* [What to work on] Copy the records below exactly, leaving out every picture.

* [Data shown]
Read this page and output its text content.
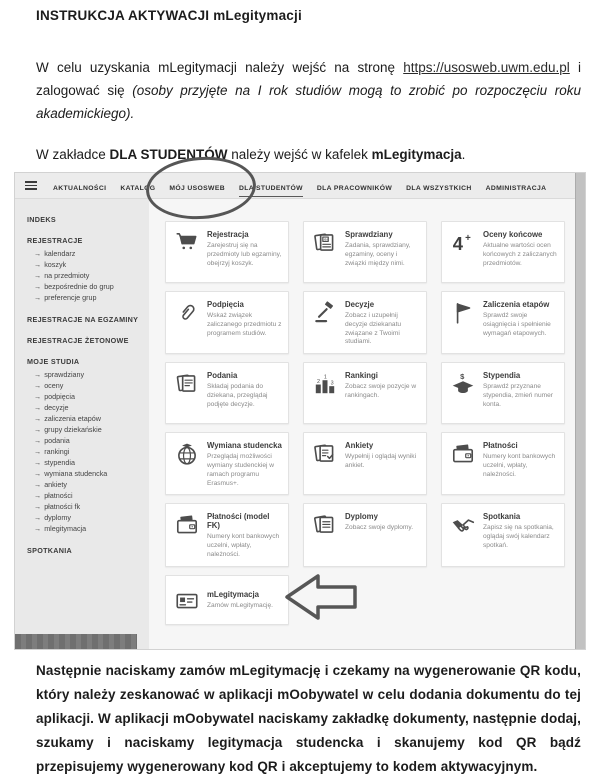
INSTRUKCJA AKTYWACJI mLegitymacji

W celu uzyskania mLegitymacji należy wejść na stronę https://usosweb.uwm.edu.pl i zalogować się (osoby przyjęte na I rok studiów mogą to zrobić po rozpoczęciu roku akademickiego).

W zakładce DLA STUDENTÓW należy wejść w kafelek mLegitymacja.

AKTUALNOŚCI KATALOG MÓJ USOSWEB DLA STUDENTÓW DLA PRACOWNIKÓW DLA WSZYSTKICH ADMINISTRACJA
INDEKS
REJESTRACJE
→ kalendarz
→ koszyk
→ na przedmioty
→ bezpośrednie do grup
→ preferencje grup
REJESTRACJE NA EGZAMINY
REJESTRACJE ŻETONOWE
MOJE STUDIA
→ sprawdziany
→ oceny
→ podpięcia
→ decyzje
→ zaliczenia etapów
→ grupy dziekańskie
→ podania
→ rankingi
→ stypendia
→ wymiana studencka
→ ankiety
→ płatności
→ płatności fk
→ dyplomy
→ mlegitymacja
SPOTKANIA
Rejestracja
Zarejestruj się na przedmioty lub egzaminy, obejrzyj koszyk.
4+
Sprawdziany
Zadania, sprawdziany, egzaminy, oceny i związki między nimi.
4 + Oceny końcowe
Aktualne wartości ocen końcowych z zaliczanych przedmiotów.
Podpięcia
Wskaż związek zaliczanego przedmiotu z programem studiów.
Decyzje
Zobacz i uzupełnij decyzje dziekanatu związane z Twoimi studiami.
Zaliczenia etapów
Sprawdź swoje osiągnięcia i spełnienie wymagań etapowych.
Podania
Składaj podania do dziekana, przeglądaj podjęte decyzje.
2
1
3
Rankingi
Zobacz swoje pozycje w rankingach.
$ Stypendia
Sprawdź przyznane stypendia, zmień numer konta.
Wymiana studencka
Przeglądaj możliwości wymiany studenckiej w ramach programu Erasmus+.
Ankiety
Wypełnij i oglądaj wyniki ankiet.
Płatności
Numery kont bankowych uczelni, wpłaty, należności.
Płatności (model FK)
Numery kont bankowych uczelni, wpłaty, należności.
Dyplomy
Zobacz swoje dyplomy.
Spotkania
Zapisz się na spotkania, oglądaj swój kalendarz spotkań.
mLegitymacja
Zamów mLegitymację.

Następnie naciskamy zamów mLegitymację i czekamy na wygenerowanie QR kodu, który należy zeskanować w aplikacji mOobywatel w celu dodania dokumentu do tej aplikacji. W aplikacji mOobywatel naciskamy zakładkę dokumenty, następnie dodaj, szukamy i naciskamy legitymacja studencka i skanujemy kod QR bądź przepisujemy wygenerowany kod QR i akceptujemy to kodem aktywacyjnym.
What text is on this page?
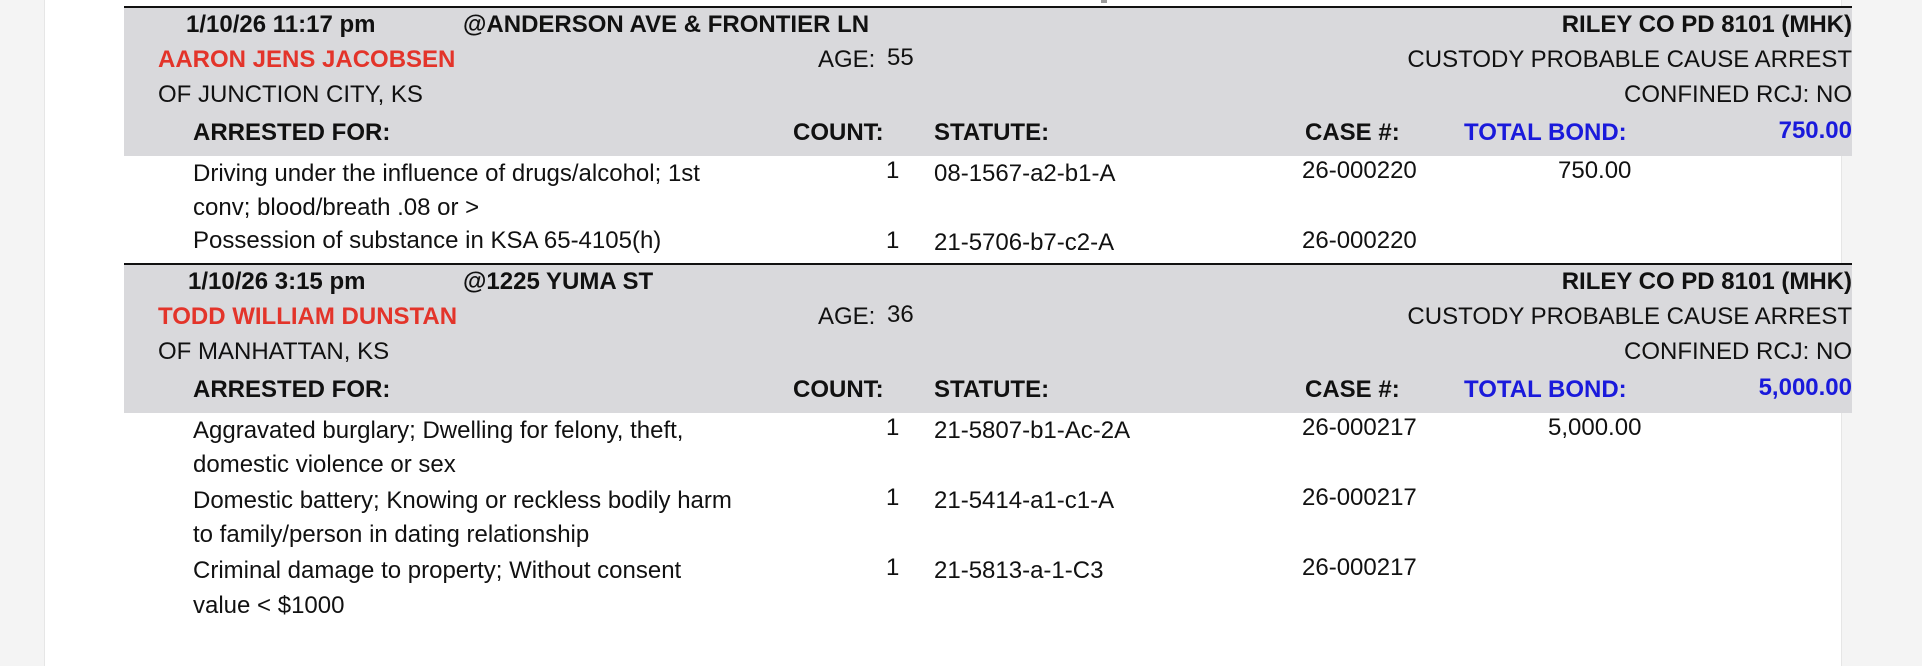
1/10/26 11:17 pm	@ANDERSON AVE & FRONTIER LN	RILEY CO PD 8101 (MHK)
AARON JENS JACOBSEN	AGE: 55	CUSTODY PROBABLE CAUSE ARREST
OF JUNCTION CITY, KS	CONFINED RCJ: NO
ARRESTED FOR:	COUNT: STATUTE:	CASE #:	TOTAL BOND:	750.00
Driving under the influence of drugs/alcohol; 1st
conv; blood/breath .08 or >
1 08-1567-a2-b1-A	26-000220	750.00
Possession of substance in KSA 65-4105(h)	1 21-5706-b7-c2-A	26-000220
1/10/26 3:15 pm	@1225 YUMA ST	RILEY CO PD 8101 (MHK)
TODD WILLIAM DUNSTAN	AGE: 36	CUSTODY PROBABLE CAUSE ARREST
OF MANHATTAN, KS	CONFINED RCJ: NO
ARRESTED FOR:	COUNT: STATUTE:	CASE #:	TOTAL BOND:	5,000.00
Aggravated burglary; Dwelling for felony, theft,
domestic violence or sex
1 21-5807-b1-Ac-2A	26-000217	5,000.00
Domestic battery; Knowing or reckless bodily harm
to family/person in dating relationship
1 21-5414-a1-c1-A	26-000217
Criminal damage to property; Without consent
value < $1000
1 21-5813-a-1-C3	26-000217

* [Complete answer]
Read this page and output its text content.
INSTRUKCJA AKTYWACJI mLegitymacji

W celu uzyskania mLegitymacji należy wejść na stronę https://usosweb.uwm.edu.pl i zalogować się (osoby przyjęte na I rok studiów mogą to zrobić po rozpoczęciu roku akademickiego).

W zakładce DLA STUDENTÓW należy wejść w kafelek mLegitymacja.

AKTUALNOŚCI KATALOG MÓJ USOSWEB DLA STUDENTÓW DLA PRACOWNIKÓW DLA WSZYSTKICH ADMINISTRACJA
INDEKS
REJESTRACJE
→ kalendarz
→ koszyk
→ na przedmioty
→ bezpośrednie do grup
→ preferencje grup
REJESTRACJE NA EGZAMINY
REJESTRACJE ŻETONOWE
MOJE STUDIA
→ sprawdziany
→ oceny
→ podpięcia
→ decyzje
→ zaliczenia etapów
→ grupy dziekańskie
→ podania
→ rankingi
→ stypendia
→ wymiana studencka
→ ankiety
→ płatności
→ płatności fk
→ dyplomy
→ mlegitymacja
SPOTKANIA
Rejestracja
Zarejestruj się na przedmioty lub egzaminy, obejrzyj koszyk.
4+
Sprawdziany
Zadania, sprawdziany, egzaminy, oceny i związki między nimi.
4 + Oceny końcowe
Aktualne wartości ocen końcowych z zaliczanych przedmiotów.
Podpięcia
Wskaż związek zaliczanego przedmiotu z programem studiów.
Decyzje
Zobacz i uzupełnij decyzje dziekanatu związane z Twoimi studiami.
Zaliczenia etapów
Sprawdź swoje osiągnięcia i spełnienie wymagań etapowych.
Podania
Składaj podania do dziekana, przeglądaj podjęte decyzje.
2
1
3
Rankingi
Zobacz swoje pozycje w rankingach.
$ Stypendia
Sprawdź przyznane stypendia, zmień numer konta.
Wymiana studencka
Przeglądaj możliwości wymiany studenckiej w ramach programu Erasmus+.
Ankiety
Wypełnij i oglądaj wyniki ankiet.
Płatności
Numery kont bankowych uczelni, wpłaty, należności.
Płatności (model FK)
Numery kont bankowych uczelni, wpłaty, należności.
Dyplomy
Zobacz swoje dyplomy.
Spotkania
Zapisz się na spotkania, oglądaj swój kalendarz spotkań.
mLegitymacja
Zamów mLegitymację.

Następnie naciskamy zamów mLegitymację i czekamy na wygenerowanie QR kodu, który należy zeskanować w aplikacji mOobywatel w celu dodania dokumentu do tej aplikacji. W aplikacji mOobywatel naciskamy zakładkę dokumenty, następnie dodaj, szukamy i naciskamy legitymacja studencka i skanujemy kod QR bądź przepisujemy wygenerowany kod QR i akceptujemy to kodem aktywacyjnym.
What text is on this page?
1/10/26 11:17 pm	@ANDERSON AVE & FRONTIER LN	RILEY CO PD 8101 (MHK)
AARON JENS JACOBSEN	AGE: 55	CUSTODY PROBABLE CAUSE ARREST
OF JUNCTION CITY, KS	CONFINED RCJ: NO
ARRESTED FOR:	COUNT: STATUTE:	CASE #:	TOTAL BOND:	750.00
Driving under the influence of drugs/alcohol; 1st
conv; blood/breath .08 or >
1 08-1567-a2-b1-A	26-000220	750.00
Possession of substance in KSA 65-4105(h)	1 21-5706-b7-c2-A	26-000220
1/10/26 3:15 pm	@1225 YUMA ST	RILEY CO PD 8101 (MHK)
TODD WILLIAM DUNSTAN	AGE: 36	CUSTODY PROBABLE CAUSE ARREST
OF MANHATTAN, KS	CONFINED RCJ: NO
ARRESTED FOR:	COUNT: STATUTE:	CASE #:	TOTAL BOND:	5,000.00
Aggravated burglary; Dwelling for felony, theft,
domestic violence or sex
1 21-5807-b1-Ac-2A	26-000217	5,000.00
Domestic battery; Knowing or reckless bodily harm
to family/person in dating relationship
1 21-5414-a1-c1-A	26-000217
Criminal damage to property; Without consent
value < $1000
1 21-5813-a-1-C3	26-000217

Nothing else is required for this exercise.